Saved data entries:
━━━
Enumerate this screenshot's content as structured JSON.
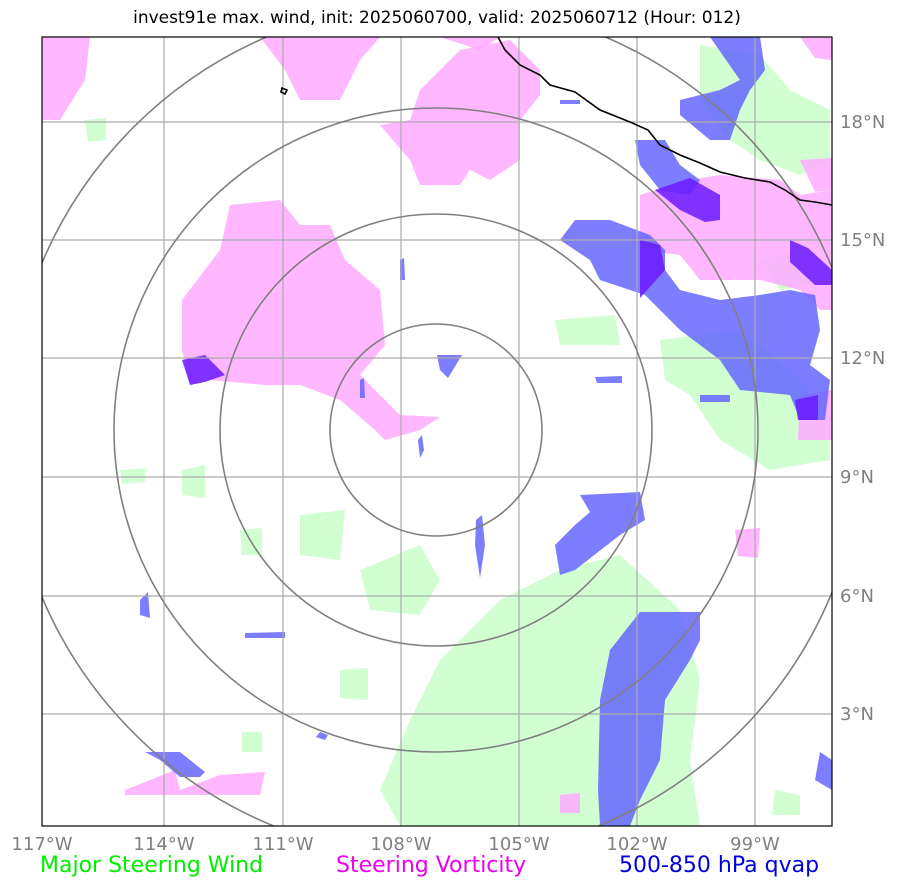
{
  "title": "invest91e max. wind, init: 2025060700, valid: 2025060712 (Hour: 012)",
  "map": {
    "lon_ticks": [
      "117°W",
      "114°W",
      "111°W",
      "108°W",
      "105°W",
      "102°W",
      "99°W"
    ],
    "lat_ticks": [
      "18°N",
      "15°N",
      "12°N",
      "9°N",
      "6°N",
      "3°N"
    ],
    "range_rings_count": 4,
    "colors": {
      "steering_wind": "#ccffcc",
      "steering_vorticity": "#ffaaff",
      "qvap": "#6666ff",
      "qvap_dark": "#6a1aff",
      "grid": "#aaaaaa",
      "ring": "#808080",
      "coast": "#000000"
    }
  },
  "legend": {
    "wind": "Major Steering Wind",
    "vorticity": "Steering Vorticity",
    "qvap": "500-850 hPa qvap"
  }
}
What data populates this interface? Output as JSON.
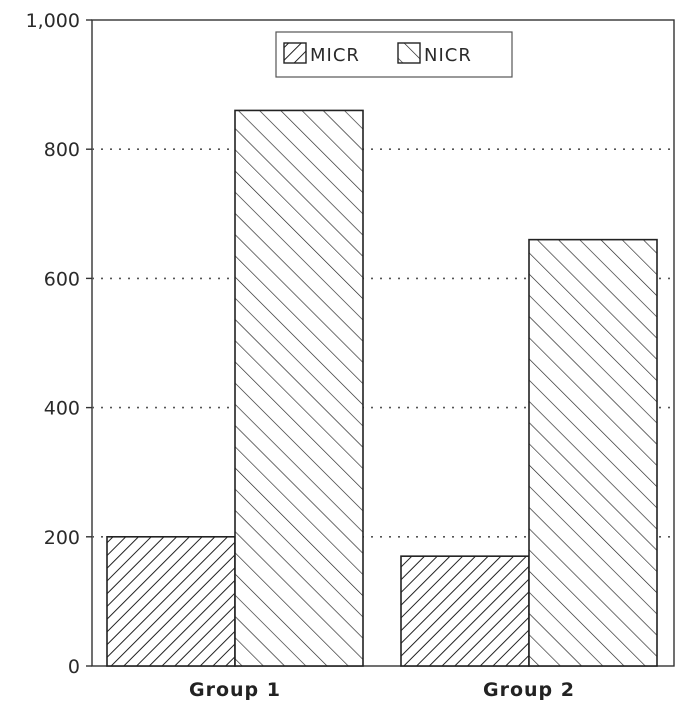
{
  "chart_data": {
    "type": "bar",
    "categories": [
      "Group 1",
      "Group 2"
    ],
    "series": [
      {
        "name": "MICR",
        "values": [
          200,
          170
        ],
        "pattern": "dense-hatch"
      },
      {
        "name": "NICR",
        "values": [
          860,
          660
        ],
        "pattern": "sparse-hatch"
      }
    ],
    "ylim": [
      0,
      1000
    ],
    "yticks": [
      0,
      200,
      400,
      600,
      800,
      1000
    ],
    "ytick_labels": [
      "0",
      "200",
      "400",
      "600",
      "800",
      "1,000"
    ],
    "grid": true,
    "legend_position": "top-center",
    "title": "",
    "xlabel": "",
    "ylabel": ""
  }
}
━━━
▸ **Work to do**
The answer must consist solely of the number of lines in the entries that contain the word "pattern".

▸ **Solution to this exercise**
2